Look through the data below. Show each line where the string "into" occurs.
↓
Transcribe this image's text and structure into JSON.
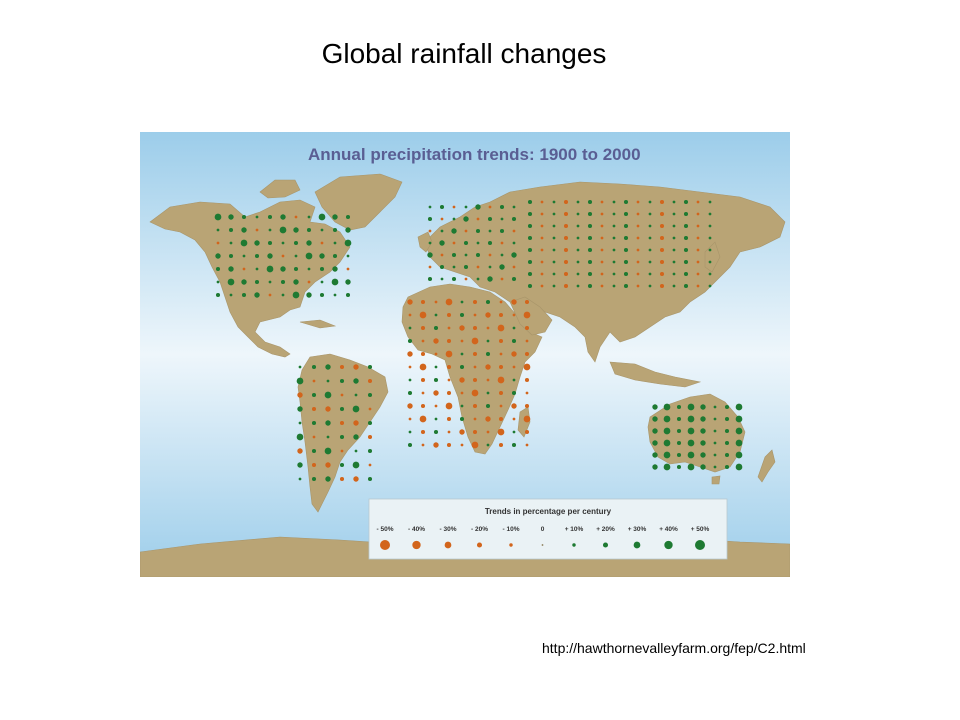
{
  "slide": {
    "title": "Global rainfall changes",
    "source_url": "http://hawthornevalleyfarm.org/fep/C2.html"
  },
  "map": {
    "title": "Annual precipitation trends: 1900 to 2000",
    "colors": {
      "ocean_top": "#9ccdea",
      "ocean_mid": "#eef6fb",
      "land": "#b9a475",
      "increase": "#1e7a32",
      "decrease": "#d2651c"
    },
    "legend": {
      "title": "Trends in percentage per century",
      "items": [
        {
          "label": "- 50%",
          "trend": -50
        },
        {
          "label": "- 40%",
          "trend": -40
        },
        {
          "label": "- 30%",
          "trend": -30
        },
        {
          "label": "- 20%",
          "trend": -20
        },
        {
          "label": "- 10%",
          "trend": -10
        },
        {
          "label": "0",
          "trend": 0
        },
        {
          "label": "+ 10%",
          "trend": 10
        },
        {
          "label": "+ 20%",
          "trend": 20
        },
        {
          "label": "+ 30%",
          "trend": 30
        },
        {
          "label": "+ 40%",
          "trend": 40
        },
        {
          "label": "+ 50%",
          "trend": 50
        }
      ]
    }
  }
}
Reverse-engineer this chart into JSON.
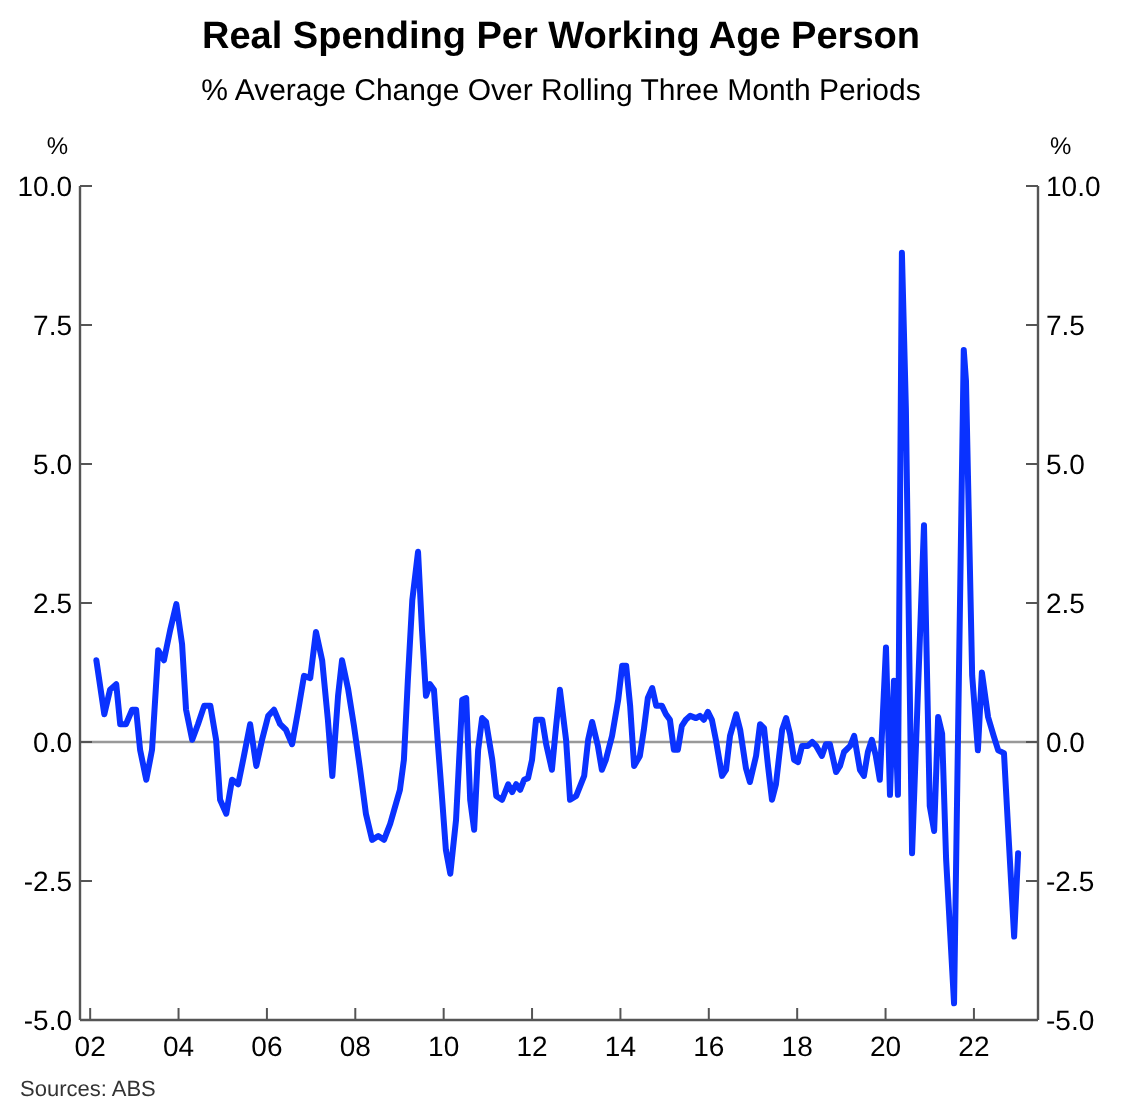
{
  "chart_data": {
    "type": "line",
    "title": "Real Spending Per Working Age Person",
    "subtitle": "% Average Change Over Rolling Three Month Periods",
    "ylabel": "%",
    "y2label": "%",
    "annotations": [
      "Sources: ABS"
    ],
    "xlim": [
      2001.77,
      2023.45
    ],
    "xticks": [
      {
        "value": 2002,
        "label": "02"
      },
      {
        "value": 2004,
        "label": "04"
      },
      {
        "value": 2006,
        "label": "06"
      },
      {
        "value": 2008,
        "label": "08"
      },
      {
        "value": 2010,
        "label": "10"
      },
      {
        "value": 2012,
        "label": "12"
      },
      {
        "value": 2014,
        "label": "14"
      },
      {
        "value": 2016,
        "label": "16"
      },
      {
        "value": 2018,
        "label": "18"
      },
      {
        "value": 2020,
        "label": "20"
      },
      {
        "value": 2022,
        "label": "22"
      }
    ],
    "ylim": [
      -5,
      10
    ],
    "yticks": [
      {
        "value": -5,
        "label": "-5.0"
      },
      {
        "value": -2.5,
        "label": "-2.5"
      },
      {
        "value": 0,
        "label": "0.0"
      },
      {
        "value": 2.5,
        "label": "2.5"
      },
      {
        "value": 5,
        "label": "5.0"
      },
      {
        "value": 7.5,
        "label": "7.5"
      },
      {
        "value": 10,
        "label": "10.0"
      }
    ],
    "y2lim": [
      -5,
      10
    ],
    "y2ticks": [
      {
        "value": -5,
        "label": "-5.0"
      },
      {
        "value": -2.5,
        "label": "-2.5"
      },
      {
        "value": 0,
        "label": "0.0"
      },
      {
        "value": 2.5,
        "label": "2.5"
      },
      {
        "value": 5,
        "label": "5.0"
      },
      {
        "value": 7.5,
        "label": "7.5"
      },
      {
        "value": 10,
        "label": "10.0"
      }
    ],
    "ref_lines": [
      {
        "axis": "y",
        "value": 0,
        "color": "#999999"
      }
    ],
    "grid": false,
    "series": [
      {
        "color": "#0a32ff",
        "x": [
          2002.14,
          2002.32,
          2002.45,
          2002.59,
          2002.68,
          2002.81,
          2002.95,
          2003.04,
          2003.13,
          2003.27,
          2003.4,
          2003.54,
          2003.67,
          2003.81,
          2003.95,
          2004.08,
          2004.17,
          2004.31,
          2004.44,
          2004.58,
          2004.72,
          2004.85,
          2004.94,
          2005.08,
          2005.21,
          2005.35,
          2005.48,
          2005.62,
          2005.76,
          2005.89,
          2006.03,
          2006.16,
          2006.3,
          2006.43,
          2006.57,
          2006.71,
          2006.84,
          2006.98,
          2007.11,
          2007.25,
          2007.38,
          2007.48,
          2007.61,
          2007.7,
          2007.84,
          2007.97,
          2008.11,
          2008.24,
          2008.38,
          2008.52,
          2008.65,
          2008.79,
          2008.88,
          2009.01,
          2009.1,
          2009.19,
          2009.29,
          2009.42,
          2009.51,
          2009.6,
          2009.69,
          2009.78,
          2009.87,
          2009.96,
          2010.05,
          2010.15,
          2010.28,
          2010.42,
          2010.51,
          2010.6,
          2010.69,
          2010.78,
          2010.87,
          2010.96,
          2011.1,
          2011.19,
          2011.32,
          2011.46,
          2011.55,
          2011.64,
          2011.73,
          2011.82,
          2011.91,
          2012.0,
          2012.09,
          2012.23,
          2012.32,
          2012.45,
          2012.54,
          2012.63,
          2012.77,
          2012.86,
          2013.0,
          2013.09,
          2013.18,
          2013.27,
          2013.36,
          2013.49,
          2013.58,
          2013.67,
          2013.81,
          2013.95,
          2014.04,
          2014.13,
          2014.22,
          2014.31,
          2014.44,
          2014.53,
          2014.62,
          2014.72,
          2014.81,
          2014.94,
          2015.03,
          2015.12,
          2015.21,
          2015.3,
          2015.39,
          2015.48,
          2015.58,
          2015.71,
          2015.8,
          2015.89,
          2015.98,
          2016.07,
          2016.16,
          2016.3,
          2016.39,
          2016.48,
          2016.62,
          2016.71,
          2016.84,
          2016.93,
          2017.07,
          2017.16,
          2017.25,
          2017.34,
          2017.43,
          2017.52,
          2017.66,
          2017.75,
          2017.84,
          2017.93,
          2018.02,
          2018.11,
          2018.24,
          2018.34,
          2018.43,
          2018.56,
          2018.65,
          2018.74,
          2018.88,
          2018.97,
          2019.06,
          2019.2,
          2019.29,
          2019.42,
          2019.51,
          2019.6,
          2019.69,
          2019.78,
          2019.87,
          2020.01,
          2020.1,
          2020.19,
          2020.28,
          2020.37,
          2020.46,
          2020.6,
          2020.87,
          2021.0,
          2021.1,
          2021.19,
          2021.28,
          2021.37,
          2021.55,
          2021.77,
          2021.82,
          2021.96,
          2022.09,
          2022.18,
          2022.32,
          2022.45,
          2022.55,
          2022.68,
          2022.77,
          2022.91,
          2023.0
        ],
        "values": [
          1.47,
          0.5,
          0.94,
          1.04,
          0.32,
          0.32,
          0.58,
          0.58,
          -0.14,
          -0.68,
          -0.14,
          1.65,
          1.47,
          2.01,
          2.48,
          1.76,
          0.58,
          0.04,
          0.32,
          0.65,
          0.65,
          0.04,
          -1.04,
          -1.29,
          -0.68,
          -0.76,
          -0.25,
          0.32,
          -0.43,
          0.04,
          0.47,
          0.58,
          0.32,
          0.22,
          -0.04,
          0.58,
          1.19,
          1.15,
          1.98,
          1.47,
          0.4,
          -0.61,
          0.83,
          1.47,
          0.94,
          0.29,
          -0.5,
          -1.29,
          -1.76,
          -1.69,
          -1.76,
          -1.47,
          -1.22,
          -0.86,
          -0.32,
          1.12,
          2.55,
          3.42,
          2.01,
          0.83,
          1.04,
          0.94,
          -0.04,
          -0.97,
          -1.94,
          -2.37,
          -1.4,
          0.76,
          0.79,
          -1.04,
          -1.58,
          -0.14,
          0.43,
          0.36,
          -0.32,
          -0.97,
          -1.04,
          -0.76,
          -0.9,
          -0.76,
          -0.86,
          -0.68,
          -0.65,
          -0.32,
          0.4,
          0.4,
          -0.04,
          -0.5,
          0.25,
          0.94,
          0.04,
          -1.04,
          -0.97,
          -0.79,
          -0.61,
          0.04,
          0.36,
          -0.07,
          -0.5,
          -0.32,
          0.11,
          0.76,
          1.37,
          1.37,
          0.65,
          -0.43,
          -0.25,
          0.22,
          0.79,
          0.97,
          0.65,
          0.65,
          0.5,
          0.4,
          -0.14,
          -0.14,
          0.29,
          0.4,
          0.47,
          0.43,
          0.47,
          0.4,
          0.54,
          0.4,
          0.04,
          -0.61,
          -0.5,
          0.11,
          0.5,
          0.22,
          -0.47,
          -0.72,
          -0.25,
          0.32,
          0.25,
          -0.43,
          -1.04,
          -0.76,
          0.22,
          0.43,
          0.14,
          -0.32,
          -0.36,
          -0.07,
          -0.07,
          0,
          -0.07,
          -0.25,
          -0.04,
          -0.04,
          -0.54,
          -0.43,
          -0.18,
          -0.07,
          0.11,
          -0.5,
          -0.61,
          -0.18,
          0.04,
          -0.25,
          -0.68,
          1.7,
          -0.95,
          1.1,
          -0.95,
          8.8,
          6.0,
          -2.0,
          3.9,
          -1.15,
          -1.6,
          0.45,
          0.15,
          -2.1,
          -4.7,
          7.05,
          6.5,
          1.2,
          -0.15,
          1.25,
          0.45,
          0.1,
          -0.15,
          -0.2,
          -1.5,
          -3.5,
          -2.0
        ]
      }
    ]
  }
}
↑
**Answer to the task**
Transcribe this image's text and structure into JSON.
Reverse-engineer this chart into JSON.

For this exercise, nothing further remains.